• What is needed:
Print out each entry below exactly, please.

-- start Exercise material --

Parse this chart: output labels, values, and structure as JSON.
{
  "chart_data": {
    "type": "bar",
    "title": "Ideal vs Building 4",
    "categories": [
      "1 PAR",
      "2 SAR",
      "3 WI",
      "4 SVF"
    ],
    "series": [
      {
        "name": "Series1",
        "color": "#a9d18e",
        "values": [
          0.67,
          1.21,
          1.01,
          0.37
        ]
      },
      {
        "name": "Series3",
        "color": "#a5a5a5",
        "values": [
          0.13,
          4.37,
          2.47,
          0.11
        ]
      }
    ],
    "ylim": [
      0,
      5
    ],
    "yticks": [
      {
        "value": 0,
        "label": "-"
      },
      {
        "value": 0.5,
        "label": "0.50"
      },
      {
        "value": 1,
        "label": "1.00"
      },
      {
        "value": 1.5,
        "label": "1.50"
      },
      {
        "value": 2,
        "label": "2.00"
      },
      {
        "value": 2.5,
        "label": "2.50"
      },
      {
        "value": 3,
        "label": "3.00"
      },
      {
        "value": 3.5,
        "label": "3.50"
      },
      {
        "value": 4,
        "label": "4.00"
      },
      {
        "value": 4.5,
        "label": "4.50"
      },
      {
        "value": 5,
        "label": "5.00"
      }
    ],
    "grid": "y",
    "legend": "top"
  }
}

-- end Exercise material --

• Task solution:
Parse this chart: output labels, values, and structure as JSON.
{
  "chart_data": {
    "type": "bar",
    "title": "Ideal vs Building 4",
    "categories": [
      "1 PAR",
      "2 SAR",
      "3 WI",
      "4 SVF"
    ],
    "series": [
      {
        "name": "Series1",
        "color": "#a9d18e",
        "values": [
          0.67,
          1.21,
          1.01,
          0.37
        ]
      },
      {
        "name": "Series3",
        "color": "#a5a5a5",
        "values": [
          0.13,
          4.37,
          2.47,
          0.11
        ]
      }
    ],
    "ylim": [
      0,
      5
    ],
    "yticks": [
      {
        "value": 0,
        "label": "-"
      },
      {
        "value": 0.5,
        "label": "0.50"
      },
      {
        "value": 1,
        "label": "1.00"
      },
      {
        "value": 1.5,
        "label": "1.50"
      },
      {
        "value": 2,
        "label": "2.00"
      },
      {
        "value": 2.5,
        "label": "2.50"
      },
      {
        "value": 3,
        "label": "3.00"
      },
      {
        "value": 3.5,
        "label": "3.50"
      },
      {
        "value": 4,
        "label": "4.00"
      },
      {
        "value": 4.5,
        "label": "4.50"
      },
      {
        "value": 5,
        "label": "5.00"
      }
    ],
    "grid": "y",
    "legend": "top"
  }
}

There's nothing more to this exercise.